To do. Print the entire listing. Each line must match the original exactly.

□ □ □ □

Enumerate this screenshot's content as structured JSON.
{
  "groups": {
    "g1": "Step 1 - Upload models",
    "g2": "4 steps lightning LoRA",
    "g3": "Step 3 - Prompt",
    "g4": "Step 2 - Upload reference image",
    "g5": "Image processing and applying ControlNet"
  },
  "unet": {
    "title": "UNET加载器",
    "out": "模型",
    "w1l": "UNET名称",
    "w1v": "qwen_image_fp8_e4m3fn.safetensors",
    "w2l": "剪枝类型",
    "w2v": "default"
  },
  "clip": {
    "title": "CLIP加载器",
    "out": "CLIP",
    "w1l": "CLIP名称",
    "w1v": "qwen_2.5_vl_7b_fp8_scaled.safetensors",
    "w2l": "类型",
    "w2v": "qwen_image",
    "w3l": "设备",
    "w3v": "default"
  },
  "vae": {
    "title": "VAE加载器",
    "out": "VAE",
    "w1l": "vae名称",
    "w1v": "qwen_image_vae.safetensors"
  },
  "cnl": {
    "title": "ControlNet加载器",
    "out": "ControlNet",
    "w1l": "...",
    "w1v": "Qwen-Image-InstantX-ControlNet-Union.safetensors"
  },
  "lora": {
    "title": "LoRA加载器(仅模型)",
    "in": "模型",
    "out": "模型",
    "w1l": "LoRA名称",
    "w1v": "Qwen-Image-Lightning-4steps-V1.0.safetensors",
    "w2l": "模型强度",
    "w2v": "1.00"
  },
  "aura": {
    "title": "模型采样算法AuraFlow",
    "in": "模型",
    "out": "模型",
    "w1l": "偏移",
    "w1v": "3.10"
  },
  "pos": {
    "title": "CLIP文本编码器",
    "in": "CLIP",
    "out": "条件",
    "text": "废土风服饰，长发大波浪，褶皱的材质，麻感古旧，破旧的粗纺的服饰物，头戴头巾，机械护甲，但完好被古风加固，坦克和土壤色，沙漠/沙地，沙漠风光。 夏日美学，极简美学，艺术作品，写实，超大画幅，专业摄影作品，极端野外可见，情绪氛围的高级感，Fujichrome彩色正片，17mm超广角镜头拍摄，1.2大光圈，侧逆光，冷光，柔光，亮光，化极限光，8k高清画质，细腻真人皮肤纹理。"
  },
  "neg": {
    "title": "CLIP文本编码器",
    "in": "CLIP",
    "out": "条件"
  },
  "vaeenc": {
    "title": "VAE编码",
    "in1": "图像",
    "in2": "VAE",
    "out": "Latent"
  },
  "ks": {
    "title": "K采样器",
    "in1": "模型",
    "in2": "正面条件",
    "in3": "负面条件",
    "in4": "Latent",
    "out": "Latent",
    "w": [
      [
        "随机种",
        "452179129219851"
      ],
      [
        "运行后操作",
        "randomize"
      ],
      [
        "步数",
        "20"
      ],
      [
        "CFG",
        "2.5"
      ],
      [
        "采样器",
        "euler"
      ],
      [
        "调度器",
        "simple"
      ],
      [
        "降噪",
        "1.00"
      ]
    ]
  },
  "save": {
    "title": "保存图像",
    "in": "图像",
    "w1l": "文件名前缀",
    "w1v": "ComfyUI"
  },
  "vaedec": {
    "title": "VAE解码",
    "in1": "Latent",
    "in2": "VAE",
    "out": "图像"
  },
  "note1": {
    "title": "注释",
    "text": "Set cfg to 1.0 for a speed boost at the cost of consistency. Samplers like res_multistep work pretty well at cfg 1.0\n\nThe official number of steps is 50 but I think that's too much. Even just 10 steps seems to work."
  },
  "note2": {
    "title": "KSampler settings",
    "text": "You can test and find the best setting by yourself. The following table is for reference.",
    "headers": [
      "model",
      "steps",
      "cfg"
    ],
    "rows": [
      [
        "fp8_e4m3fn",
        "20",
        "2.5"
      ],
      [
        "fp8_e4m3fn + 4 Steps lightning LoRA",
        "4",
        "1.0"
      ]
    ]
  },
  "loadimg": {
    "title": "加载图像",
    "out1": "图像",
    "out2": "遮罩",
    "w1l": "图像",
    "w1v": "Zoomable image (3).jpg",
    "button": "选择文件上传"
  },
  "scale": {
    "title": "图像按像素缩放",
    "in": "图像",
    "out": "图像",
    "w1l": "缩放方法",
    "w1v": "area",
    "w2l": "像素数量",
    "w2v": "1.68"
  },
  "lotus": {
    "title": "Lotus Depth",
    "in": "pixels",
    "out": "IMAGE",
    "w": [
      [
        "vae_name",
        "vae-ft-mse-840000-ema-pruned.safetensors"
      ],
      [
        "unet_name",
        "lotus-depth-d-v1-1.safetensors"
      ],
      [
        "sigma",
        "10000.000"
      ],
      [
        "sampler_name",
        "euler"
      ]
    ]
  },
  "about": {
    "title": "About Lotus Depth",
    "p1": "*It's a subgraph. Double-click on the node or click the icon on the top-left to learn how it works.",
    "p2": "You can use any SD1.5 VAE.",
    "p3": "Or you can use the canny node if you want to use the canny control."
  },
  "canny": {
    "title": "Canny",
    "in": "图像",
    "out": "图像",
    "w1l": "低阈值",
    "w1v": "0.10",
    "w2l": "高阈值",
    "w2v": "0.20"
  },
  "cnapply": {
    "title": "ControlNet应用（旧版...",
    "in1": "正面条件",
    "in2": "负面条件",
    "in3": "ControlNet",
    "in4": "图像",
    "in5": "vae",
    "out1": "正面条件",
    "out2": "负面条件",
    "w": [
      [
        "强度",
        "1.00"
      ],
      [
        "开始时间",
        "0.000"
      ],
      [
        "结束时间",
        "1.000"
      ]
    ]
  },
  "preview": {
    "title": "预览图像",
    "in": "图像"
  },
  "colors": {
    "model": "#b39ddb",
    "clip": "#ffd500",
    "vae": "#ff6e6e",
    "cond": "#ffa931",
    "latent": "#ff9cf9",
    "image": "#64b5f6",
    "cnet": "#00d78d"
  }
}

□ □ □ □

The result.
Enumerate this screenshot's content as structured JSON.
{
  "groups": {
    "g1": "Step 1 - Upload models",
    "g2": "4 steps lightning LoRA",
    "g3": "Step 3 - Prompt",
    "g4": "Step 2 - Upload reference image",
    "g5": "Image processing and applying ControlNet"
  },
  "unet": {
    "title": "UNET加载器",
    "out": "模型",
    "w1l": "UNET名称",
    "w1v": "qwen_image_fp8_e4m3fn.safetensors",
    "w2l": "剪枝类型",
    "w2v": "default"
  },
  "clip": {
    "title": "CLIP加载器",
    "out": "CLIP",
    "w1l": "CLIP名称",
    "w1v": "qwen_2.5_vl_7b_fp8_scaled.safetensors",
    "w2l": "类型",
    "w2v": "qwen_image",
    "w3l": "设备",
    "w3v": "default"
  },
  "vae": {
    "title": "VAE加载器",
    "out": "VAE",
    "w1l": "vae名称",
    "w1v": "qwen_image_vae.safetensors"
  },
  "cnl": {
    "title": "ControlNet加载器",
    "out": "ControlNet",
    "w1l": "...",
    "w1v": "Qwen-Image-InstantX-ControlNet-Union.safetensors"
  },
  "lora": {
    "title": "LoRA加载器(仅模型)",
    "in": "模型",
    "out": "模型",
    "w1l": "LoRA名称",
    "w1v": "Qwen-Image-Lightning-4steps-V1.0.safetensors",
    "w2l": "模型强度",
    "w2v": "1.00"
  },
  "aura": {
    "title": "模型采样算法AuraFlow",
    "in": "模型",
    "out": "模型",
    "w1l": "偏移",
    "w1v": "3.10"
  },
  "pos": {
    "title": "CLIP文本编码器",
    "in": "CLIP",
    "out": "条件",
    "text": "废土风服饰，长发大波浪，褶皱的材质，麻感古旧，破旧的粗纺的服饰物，头戴头巾，机械护甲，但完好被古风加固，坦克和土壤色，沙漠/沙地，沙漠风光。 夏日美学，极简美学，艺术作品，写实，超大画幅，专业摄影作品，极端野外可见，情绪氛围的高级感，Fujichrome彩色正片，17mm超广角镜头拍摄，1.2大光圈，侧逆光，冷光，柔光，亮光，化极限光，8k高清画质，细腻真人皮肤纹理。"
  },
  "neg": {
    "title": "CLIP文本编码器",
    "in": "CLIP",
    "out": "条件"
  },
  "vaeenc": {
    "title": "VAE编码",
    "in1": "图像",
    "in2": "VAE",
    "out": "Latent"
  },
  "ks": {
    "title": "K采样器",
    "in1": "模型",
    "in2": "正面条件",
    "in3": "负面条件",
    "in4": "Latent",
    "out": "Latent",
    "w": [
      [
        "随机种",
        "452179129219851"
      ],
      [
        "运行后操作",
        "randomize"
      ],
      [
        "步数",
        "20"
      ],
      [
        "CFG",
        "2.5"
      ],
      [
        "采样器",
        "euler"
      ],
      [
        "调度器",
        "simple"
      ],
      [
        "降噪",
        "1.00"
      ]
    ]
  },
  "save": {
    "title": "保存图像",
    "in": "图像",
    "w1l": "文件名前缀",
    "w1v": "ComfyUI"
  },
  "vaedec": {
    "title": "VAE解码",
    "in1": "Latent",
    "in2": "VAE",
    "out": "图像"
  },
  "note1": {
    "title": "注释",
    "text": "Set cfg to 1.0 for a speed boost at the cost of consistency. Samplers like res_multistep work pretty well at cfg 1.0\n\nThe official number of steps is 50 but I think that's too much. Even just 10 steps seems to work."
  },
  "note2": {
    "title": "KSampler settings",
    "text": "You can test and find the best setting by yourself. The following table is for reference.",
    "headers": [
      "model",
      "steps",
      "cfg"
    ],
    "rows": [
      [
        "fp8_e4m3fn",
        "20",
        "2.5"
      ],
      [
        "fp8_e4m3fn + 4 Steps lightning LoRA",
        "4",
        "1.0"
      ]
    ]
  },
  "loadimg": {
    "title": "加载图像",
    "out1": "图像",
    "out2": "遮罩",
    "w1l": "图像",
    "w1v": "Zoomable image (3).jpg",
    "button": "选择文件上传"
  },
  "scale": {
    "title": "图像按像素缩放",
    "in": "图像",
    "out": "图像",
    "w1l": "缩放方法",
    "w1v": "area",
    "w2l": "像素数量",
    "w2v": "1.68"
  },
  "lotus": {
    "title": "Lotus Depth",
    "in": "pixels",
    "out": "IMAGE",
    "w": [
      [
        "vae_name",
        "vae-ft-mse-840000-ema-pruned.safetensors"
      ],
      [
        "unet_name",
        "lotus-depth-d-v1-1.safetensors"
      ],
      [
        "sigma",
        "10000.000"
      ],
      [
        "sampler_name",
        "euler"
      ]
    ]
  },
  "about": {
    "title": "About Lotus Depth",
    "p1": "*It's a subgraph. Double-click on the node or click the icon on the top-left to learn how it works.",
    "p2": "You can use any SD1.5 VAE.",
    "p3": "Or you can use the canny node if you want to use the canny control."
  },
  "canny": {
    "title": "Canny",
    "in": "图像",
    "out": "图像",
    "w1l": "低阈值",
    "w1v": "0.10",
    "w2l": "高阈值",
    "w2v": "0.20"
  },
  "cnapply": {
    "title": "ControlNet应用（旧版...",
    "in1": "正面条件",
    "in2": "负面条件",
    "in3": "ControlNet",
    "in4": "图像",
    "in5": "vae",
    "out1": "正面条件",
    "out2": "负面条件",
    "w": [
      [
        "强度",
        "1.00"
      ],
      [
        "开始时间",
        "0.000"
      ],
      [
        "结束时间",
        "1.000"
      ]
    ]
  },
  "preview": {
    "title": "预览图像",
    "in": "图像"
  },
  "colors": {
    "model": "#b39ddb",
    "clip": "#ffd500",
    "vae": "#ff6e6e",
    "cond": "#ffa931",
    "latent": "#ff9cf9",
    "image": "#64b5f6",
    "cnet": "#00d78d"
  }
}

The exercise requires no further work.